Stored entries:
• • • • • • •

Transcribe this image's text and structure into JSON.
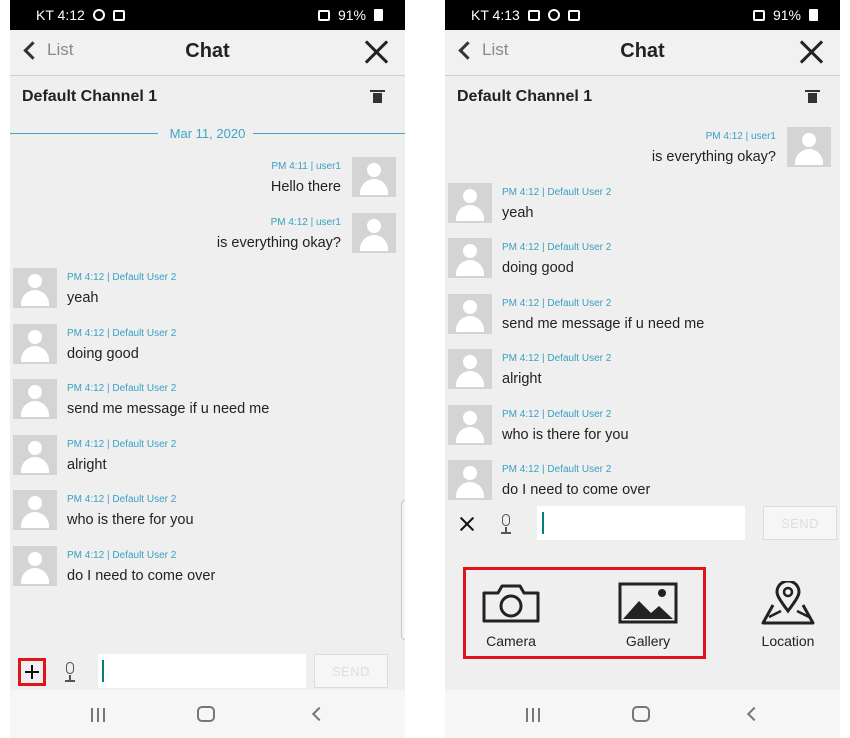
{
  "left": {
    "status": {
      "time": "KT 4:12",
      "battery": "91%"
    },
    "appbar": {
      "back_label": "List",
      "title": "Chat"
    },
    "channel": "Default Channel 1",
    "date_divider": "Mar 11, 2020",
    "messages": [
      {
        "meta": "PM 4:11 | user1",
        "text": "Hello there",
        "mine": true
      },
      {
        "meta": "PM 4:12 | user1",
        "text": "is everything okay?",
        "mine": true
      },
      {
        "meta": "PM 4:12 | Default User 2",
        "text": "yeah",
        "mine": false
      },
      {
        "meta": "PM 4:12 | Default User 2",
        "text": "doing good",
        "mine": false
      },
      {
        "meta": "PM 4:12 | Default User 2",
        "text": "send me message if u need me",
        "mine": false
      },
      {
        "meta": "PM 4:12 | Default User 2",
        "text": "alright",
        "mine": false
      },
      {
        "meta": "PM 4:12 | Default User 2",
        "text": "who is there for you",
        "mine": false
      },
      {
        "meta": "PM 4:12 | Default User 2",
        "text": "do I need to come over",
        "mine": false
      }
    ],
    "send_label": "SEND"
  },
  "right": {
    "status": {
      "time": "KT 4:13",
      "battery": "91%"
    },
    "appbar": {
      "back_label": "List",
      "title": "Chat"
    },
    "channel": "Default Channel 1",
    "messages": [
      {
        "meta": "PM 4:12 | user1",
        "text": "is everything okay?",
        "mine": true
      },
      {
        "meta": "PM 4:12 | Default User 2",
        "text": "yeah",
        "mine": false
      },
      {
        "meta": "PM 4:12 | Default User 2",
        "text": "doing good",
        "mine": false
      },
      {
        "meta": "PM 4:12 | Default User 2",
        "text": "send me message if u need me",
        "mine": false
      },
      {
        "meta": "PM 4:12 | Default User 2",
        "text": "alright",
        "mine": false
      },
      {
        "meta": "PM 4:12 | Default User 2",
        "text": "who is there for you",
        "mine": false
      },
      {
        "meta": "PM 4:12 | Default User 2",
        "text": "do I need to come over",
        "mine": false
      }
    ],
    "send_label": "SEND",
    "attach": {
      "camera": "Camera",
      "gallery": "Gallery",
      "location": "Location"
    }
  },
  "icons": {
    "back": "chevron-left-icon",
    "close": "close-icon",
    "trash": "trash-icon",
    "plus": "plus-icon",
    "mic": "microphone-icon",
    "camera": "camera-icon",
    "gallery": "gallery-icon",
    "location": "location-map-icon"
  },
  "colors": {
    "accent": "#41a6c5",
    "highlight": "#e0141b",
    "caret": "#0b7c79"
  }
}
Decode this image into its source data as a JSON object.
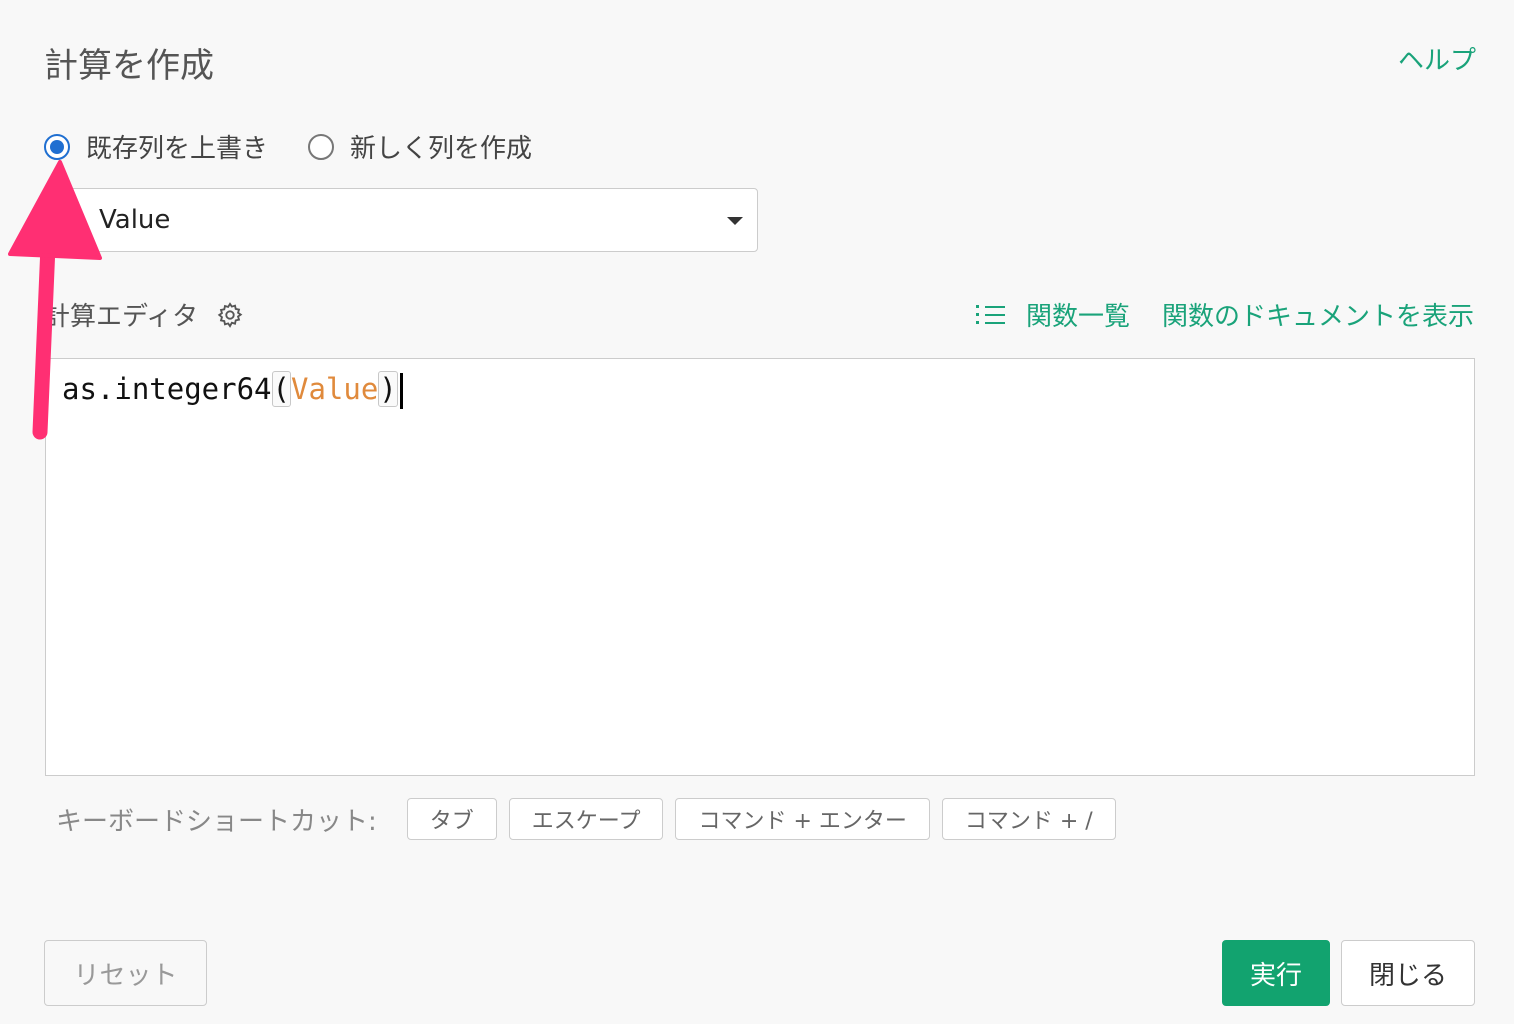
{
  "dialog": {
    "title": "計算を作成",
    "help_label": "ヘルプ"
  },
  "mode": {
    "options": [
      {
        "label": "既存列を上書き",
        "checked": true
      },
      {
        "label": "新しく列を作成",
        "checked": false
      }
    ]
  },
  "column_select": {
    "selected": "Value"
  },
  "editor": {
    "label": "計算エディタ",
    "function_list_label": "関数一覧",
    "docs_label": "関数のドキュメントを表示",
    "code": {
      "prefix": "as.integer64",
      "open_paren": "(",
      "argument": "Value",
      "close_paren": ")"
    }
  },
  "shortcuts": {
    "label": "キーボードショートカット:",
    "keys": [
      "タブ",
      "エスケープ",
      "コマンド + エンター",
      "コマンド + /"
    ]
  },
  "footer": {
    "reset_label": "リセット",
    "run_label": "実行",
    "close_label": "閉じる"
  },
  "colors": {
    "accent_green": "#1aa37a",
    "run_button": "#12a36f",
    "radio_blue": "#1f6fd1",
    "argument_orange": "#e08a3c",
    "annotation_arrow": "#ff2f73"
  }
}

• • • • • • •

WRITTEN INSTRUCTION: Reproduce the listing exactly. Leave its pictures out.

EXERCISE RESULT:
Transcribe this image's text and structure into JSON.
{
  "left": {
    "status": {
      "time": "KT 4:12",
      "battery": "91%"
    },
    "appbar": {
      "back_label": "List",
      "title": "Chat"
    },
    "channel": "Default Channel 1",
    "date_divider": "Mar 11, 2020",
    "messages": [
      {
        "meta": "PM 4:11 | user1",
        "text": "Hello there",
        "mine": true
      },
      {
        "meta": "PM 4:12 | user1",
        "text": "is everything okay?",
        "mine": true
      },
      {
        "meta": "PM 4:12 | Default User 2",
        "text": "yeah",
        "mine": false
      },
      {
        "meta": "PM 4:12 | Default User 2",
        "text": "doing good",
        "mine": false
      },
      {
        "meta": "PM 4:12 | Default User 2",
        "text": "send me message if u need me",
        "mine": false
      },
      {
        "meta": "PM 4:12 | Default User 2",
        "text": "alright",
        "mine": false
      },
      {
        "meta": "PM 4:12 | Default User 2",
        "text": "who is there for you",
        "mine": false
      },
      {
        "meta": "PM 4:12 | Default User 2",
        "text": "do I need to come over",
        "mine": false
      }
    ],
    "send_label": "SEND"
  },
  "right": {
    "status": {
      "time": "KT 4:13",
      "battery": "91%"
    },
    "appbar": {
      "back_label": "List",
      "title": "Chat"
    },
    "channel": "Default Channel 1",
    "messages": [
      {
        "meta": "PM 4:12 | user1",
        "text": "is everything okay?",
        "mine": true
      },
      {
        "meta": "PM 4:12 | Default User 2",
        "text": "yeah",
        "mine": false
      },
      {
        "meta": "PM 4:12 | Default User 2",
        "text": "doing good",
        "mine": false
      },
      {
        "meta": "PM 4:12 | Default User 2",
        "text": "send me message if u need me",
        "mine": false
      },
      {
        "meta": "PM 4:12 | Default User 2",
        "text": "alright",
        "mine": false
      },
      {
        "meta": "PM 4:12 | Default User 2",
        "text": "who is there for you",
        "mine": false
      },
      {
        "meta": "PM 4:12 | Default User 2",
        "text": "do I need to come over",
        "mine": false
      }
    ],
    "send_label": "SEND",
    "attach": {
      "camera": "Camera",
      "gallery": "Gallery",
      "location": "Location"
    }
  },
  "icons": {
    "back": "chevron-left-icon",
    "close": "close-icon",
    "trash": "trash-icon",
    "plus": "plus-icon",
    "mic": "microphone-icon",
    "camera": "camera-icon",
    "gallery": "gallery-icon",
    "location": "location-map-icon"
  },
  "colors": {
    "accent": "#41a6c5",
    "highlight": "#e0141b",
    "caret": "#0b7c79"
  }
}
Decode this image into its source data as a JSON object.
{
  "dialog": {
    "title": "計算を作成",
    "help_label": "ヘルプ"
  },
  "mode": {
    "options": [
      {
        "label": "既存列を上書き",
        "checked": true
      },
      {
        "label": "新しく列を作成",
        "checked": false
      }
    ]
  },
  "column_select": {
    "selected": "Value"
  },
  "editor": {
    "label": "計算エディタ",
    "function_list_label": "関数一覧",
    "docs_label": "関数のドキュメントを表示",
    "code": {
      "prefix": "as.integer64",
      "open_paren": "(",
      "argument": "Value",
      "close_paren": ")"
    }
  },
  "shortcuts": {
    "label": "キーボードショートカット:",
    "keys": [
      "タブ",
      "エスケープ",
      "コマンド + エンター",
      "コマンド + /"
    ]
  },
  "footer": {
    "reset_label": "リセット",
    "run_label": "実行",
    "close_label": "閉じる"
  },
  "colors": {
    "accent_green": "#1aa37a",
    "run_button": "#12a36f",
    "radio_blue": "#1f6fd1",
    "argument_orange": "#e08a3c",
    "annotation_arrow": "#ff2f73"
  }
}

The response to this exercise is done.